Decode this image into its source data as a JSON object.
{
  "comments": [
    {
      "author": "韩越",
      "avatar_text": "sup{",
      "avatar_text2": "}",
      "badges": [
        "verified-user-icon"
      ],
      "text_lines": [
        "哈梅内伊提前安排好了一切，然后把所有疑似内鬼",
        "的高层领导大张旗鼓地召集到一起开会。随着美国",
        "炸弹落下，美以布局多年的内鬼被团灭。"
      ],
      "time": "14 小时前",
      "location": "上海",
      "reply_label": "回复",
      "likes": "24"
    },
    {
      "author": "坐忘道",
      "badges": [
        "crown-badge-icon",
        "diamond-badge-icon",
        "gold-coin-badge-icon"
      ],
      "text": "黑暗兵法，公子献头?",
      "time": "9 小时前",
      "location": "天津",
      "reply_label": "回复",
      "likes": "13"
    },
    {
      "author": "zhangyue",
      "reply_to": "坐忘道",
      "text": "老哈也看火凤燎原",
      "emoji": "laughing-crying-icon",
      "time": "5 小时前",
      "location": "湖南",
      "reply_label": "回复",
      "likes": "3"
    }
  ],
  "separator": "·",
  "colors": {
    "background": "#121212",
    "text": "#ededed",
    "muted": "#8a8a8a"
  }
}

****************

What is being asked
Repeat each record exactly. Omit nothing.

The solution
Decode this image into its source data as a JSON object.
{
  "comments": [
    {
      "author": "韩越",
      "avatar_text": "sup{",
      "avatar_text2": "}",
      "badges": [
        "verified-user-icon"
      ],
      "text_lines": [
        "哈梅内伊提前安排好了一切，然后把所有疑似内鬼",
        "的高层领导大张旗鼓地召集到一起开会。随着美国",
        "炸弹落下，美以布局多年的内鬼被团灭。"
      ],
      "time": "14 小时前",
      "location": "上海",
      "reply_label": "回复",
      "likes": "24"
    },
    {
      "author": "坐忘道",
      "badges": [
        "crown-badge-icon",
        "diamond-badge-icon",
        "gold-coin-badge-icon"
      ],
      "text": "黑暗兵法，公子献头?",
      "time": "9 小时前",
      "location": "天津",
      "reply_label": "回复",
      "likes": "13"
    },
    {
      "author": "zhangyue",
      "reply_to": "坐忘道",
      "text": "老哈也看火凤燎原",
      "emoji": "laughing-crying-icon",
      "time": "5 小时前",
      "location": "湖南",
      "reply_label": "回复",
      "likes": "3"
    }
  ],
  "separator": "·",
  "colors": {
    "background": "#121212",
    "text": "#ededed",
    "muted": "#8a8a8a"
  }
}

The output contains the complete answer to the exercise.